WHAT YOU NEED TO DO:
Leave out any pictures and transcribe all other data below exactly.

RECORDS FOR THE EXERCISE:

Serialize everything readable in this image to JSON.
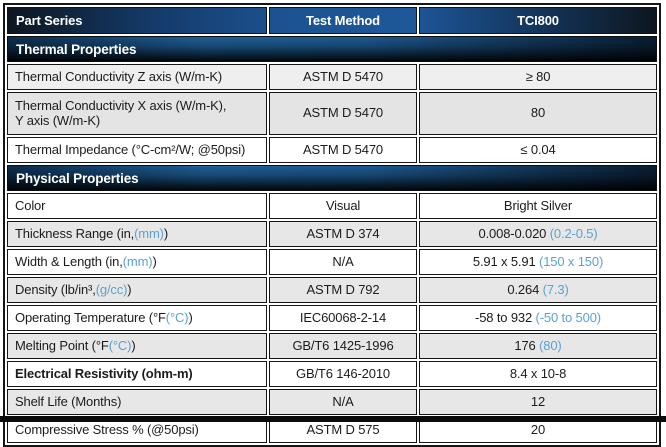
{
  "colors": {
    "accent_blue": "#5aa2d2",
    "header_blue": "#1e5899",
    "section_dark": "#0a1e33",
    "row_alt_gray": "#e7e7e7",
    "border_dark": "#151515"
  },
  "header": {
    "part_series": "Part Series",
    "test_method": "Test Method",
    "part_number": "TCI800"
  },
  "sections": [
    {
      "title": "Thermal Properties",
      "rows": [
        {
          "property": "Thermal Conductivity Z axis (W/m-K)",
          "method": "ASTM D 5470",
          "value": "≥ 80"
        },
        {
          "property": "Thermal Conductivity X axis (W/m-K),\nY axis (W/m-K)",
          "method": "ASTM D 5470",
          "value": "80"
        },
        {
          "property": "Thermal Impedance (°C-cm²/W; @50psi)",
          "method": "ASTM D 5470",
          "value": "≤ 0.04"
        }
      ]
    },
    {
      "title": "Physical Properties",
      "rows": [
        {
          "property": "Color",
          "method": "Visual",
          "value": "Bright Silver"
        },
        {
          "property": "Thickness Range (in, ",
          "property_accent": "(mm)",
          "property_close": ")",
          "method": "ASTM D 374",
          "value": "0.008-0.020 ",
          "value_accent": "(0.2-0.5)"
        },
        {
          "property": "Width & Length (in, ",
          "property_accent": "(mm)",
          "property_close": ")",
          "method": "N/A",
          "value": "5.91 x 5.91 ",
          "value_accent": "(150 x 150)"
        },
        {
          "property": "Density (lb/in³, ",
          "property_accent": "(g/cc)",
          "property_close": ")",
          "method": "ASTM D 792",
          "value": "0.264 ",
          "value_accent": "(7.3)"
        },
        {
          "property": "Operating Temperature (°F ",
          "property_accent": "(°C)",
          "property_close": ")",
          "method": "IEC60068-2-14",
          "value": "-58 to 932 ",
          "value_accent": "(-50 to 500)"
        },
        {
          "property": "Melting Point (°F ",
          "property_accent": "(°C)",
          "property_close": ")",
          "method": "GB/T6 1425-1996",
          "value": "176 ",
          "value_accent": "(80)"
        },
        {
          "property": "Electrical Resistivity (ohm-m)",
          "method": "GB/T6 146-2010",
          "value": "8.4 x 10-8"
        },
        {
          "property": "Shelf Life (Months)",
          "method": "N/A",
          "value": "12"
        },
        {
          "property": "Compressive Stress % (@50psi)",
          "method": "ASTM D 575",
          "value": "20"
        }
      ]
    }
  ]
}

SOLUTION BELOW:
Serialize everything readable in this image to JSON.
{
  "colors": {
    "accent_blue": "#5aa2d2",
    "header_blue": "#1e5899",
    "section_dark": "#0a1e33",
    "row_alt_gray": "#e7e7e7",
    "border_dark": "#151515"
  },
  "header": {
    "part_series": "Part Series",
    "test_method": "Test Method",
    "part_number": "TCI800"
  },
  "sections": [
    {
      "title": "Thermal Properties",
      "rows": [
        {
          "property": "Thermal Conductivity Z axis (W/m-K)",
          "method": "ASTM D 5470",
          "value": "≥ 80"
        },
        {
          "property": "Thermal Conductivity X axis (W/m-K),\nY axis (W/m-K)",
          "method": "ASTM D 5470",
          "value": "80"
        },
        {
          "property": "Thermal Impedance (°C-cm²/W; @50psi)",
          "method": "ASTM D 5470",
          "value": "≤ 0.04"
        }
      ]
    },
    {
      "title": "Physical Properties",
      "rows": [
        {
          "property": "Color",
          "method": "Visual",
          "value": "Bright Silver"
        },
        {
          "property": "Thickness Range (in, ",
          "property_accent": "(mm)",
          "property_close": ")",
          "method": "ASTM D 374",
          "value": "0.008-0.020 ",
          "value_accent": "(0.2-0.5)"
        },
        {
          "property": "Width & Length (in, ",
          "property_accent": "(mm)",
          "property_close": ")",
          "method": "N/A",
          "value": "5.91 x 5.91 ",
          "value_accent": "(150 x 150)"
        },
        {
          "property": "Density (lb/in³, ",
          "property_accent": "(g/cc)",
          "property_close": ")",
          "method": "ASTM D 792",
          "value": "0.264 ",
          "value_accent": "(7.3)"
        },
        {
          "property": "Operating Temperature (°F ",
          "property_accent": "(°C)",
          "property_close": ")",
          "method": "IEC60068-2-14",
          "value": "-58 to 932 ",
          "value_accent": "(-50 to 500)"
        },
        {
          "property": "Melting Point (°F ",
          "property_accent": "(°C)",
          "property_close": ")",
          "method": "GB/T6 1425-1996",
          "value": "176 ",
          "value_accent": "(80)"
        },
        {
          "property": "Electrical Resistivity (ohm-m)",
          "method": "GB/T6 146-2010",
          "value": "8.4 x 10-8"
        },
        {
          "property": "Shelf Life (Months)",
          "method": "N/A",
          "value": "12"
        },
        {
          "property": "Compressive Stress % (@50psi)",
          "method": "ASTM D 575",
          "value": "20"
        }
      ]
    }
  ]
}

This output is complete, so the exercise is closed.